Stated goal:
Pick out every line holding the string "this" and copy it.

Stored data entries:
** START **

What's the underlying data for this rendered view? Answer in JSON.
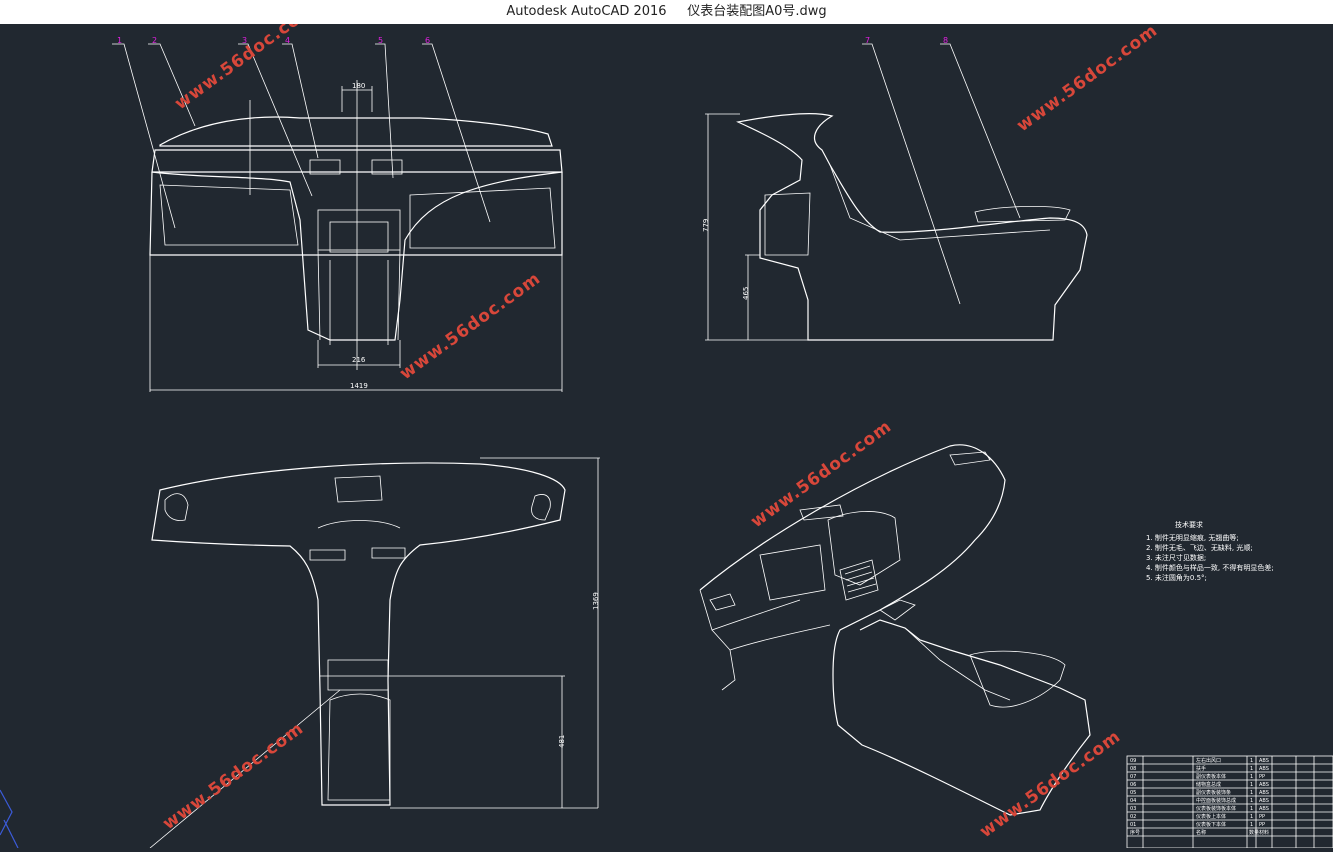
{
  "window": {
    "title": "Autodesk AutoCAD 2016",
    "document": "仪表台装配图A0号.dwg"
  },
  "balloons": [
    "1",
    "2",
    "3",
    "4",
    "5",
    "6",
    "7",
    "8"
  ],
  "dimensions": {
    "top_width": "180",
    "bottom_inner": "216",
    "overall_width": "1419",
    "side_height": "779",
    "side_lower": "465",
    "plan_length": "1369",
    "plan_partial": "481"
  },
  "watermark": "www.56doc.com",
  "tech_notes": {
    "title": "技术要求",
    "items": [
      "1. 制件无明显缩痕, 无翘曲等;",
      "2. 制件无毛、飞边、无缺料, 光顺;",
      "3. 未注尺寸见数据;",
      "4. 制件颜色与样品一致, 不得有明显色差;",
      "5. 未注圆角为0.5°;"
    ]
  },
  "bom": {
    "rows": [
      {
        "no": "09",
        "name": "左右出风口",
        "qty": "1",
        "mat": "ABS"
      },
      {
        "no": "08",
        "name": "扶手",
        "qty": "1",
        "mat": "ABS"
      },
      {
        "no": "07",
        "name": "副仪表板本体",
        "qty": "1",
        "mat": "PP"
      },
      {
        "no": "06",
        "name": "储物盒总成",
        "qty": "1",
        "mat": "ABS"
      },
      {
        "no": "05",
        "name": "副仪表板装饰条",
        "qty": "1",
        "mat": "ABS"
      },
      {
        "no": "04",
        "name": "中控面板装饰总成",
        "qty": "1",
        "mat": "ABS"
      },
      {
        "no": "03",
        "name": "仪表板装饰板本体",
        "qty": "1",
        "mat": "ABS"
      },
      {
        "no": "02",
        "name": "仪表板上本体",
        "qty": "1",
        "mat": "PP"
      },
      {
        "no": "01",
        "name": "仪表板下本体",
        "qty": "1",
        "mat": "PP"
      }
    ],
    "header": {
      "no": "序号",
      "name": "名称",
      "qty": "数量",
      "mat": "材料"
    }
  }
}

** END **
** START **

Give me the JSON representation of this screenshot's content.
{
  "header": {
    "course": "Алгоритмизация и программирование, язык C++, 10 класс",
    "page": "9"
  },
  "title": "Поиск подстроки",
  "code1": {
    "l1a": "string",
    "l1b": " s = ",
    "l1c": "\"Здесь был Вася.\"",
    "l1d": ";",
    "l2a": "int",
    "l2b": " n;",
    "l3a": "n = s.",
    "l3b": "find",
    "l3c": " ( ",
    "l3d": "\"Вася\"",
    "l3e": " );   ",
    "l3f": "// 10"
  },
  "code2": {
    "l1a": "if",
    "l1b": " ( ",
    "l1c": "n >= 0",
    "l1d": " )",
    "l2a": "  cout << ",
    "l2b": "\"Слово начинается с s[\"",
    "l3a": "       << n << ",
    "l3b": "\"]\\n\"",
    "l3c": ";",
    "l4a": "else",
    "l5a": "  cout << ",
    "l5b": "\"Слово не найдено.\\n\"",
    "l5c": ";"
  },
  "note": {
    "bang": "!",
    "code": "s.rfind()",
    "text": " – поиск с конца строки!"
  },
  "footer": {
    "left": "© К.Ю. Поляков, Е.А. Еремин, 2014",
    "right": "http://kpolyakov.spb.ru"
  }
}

** END **

The solution:
What's the underlying data for this rendered view? Answer in JSON.
Give me the JSON representation of this screenshot's content.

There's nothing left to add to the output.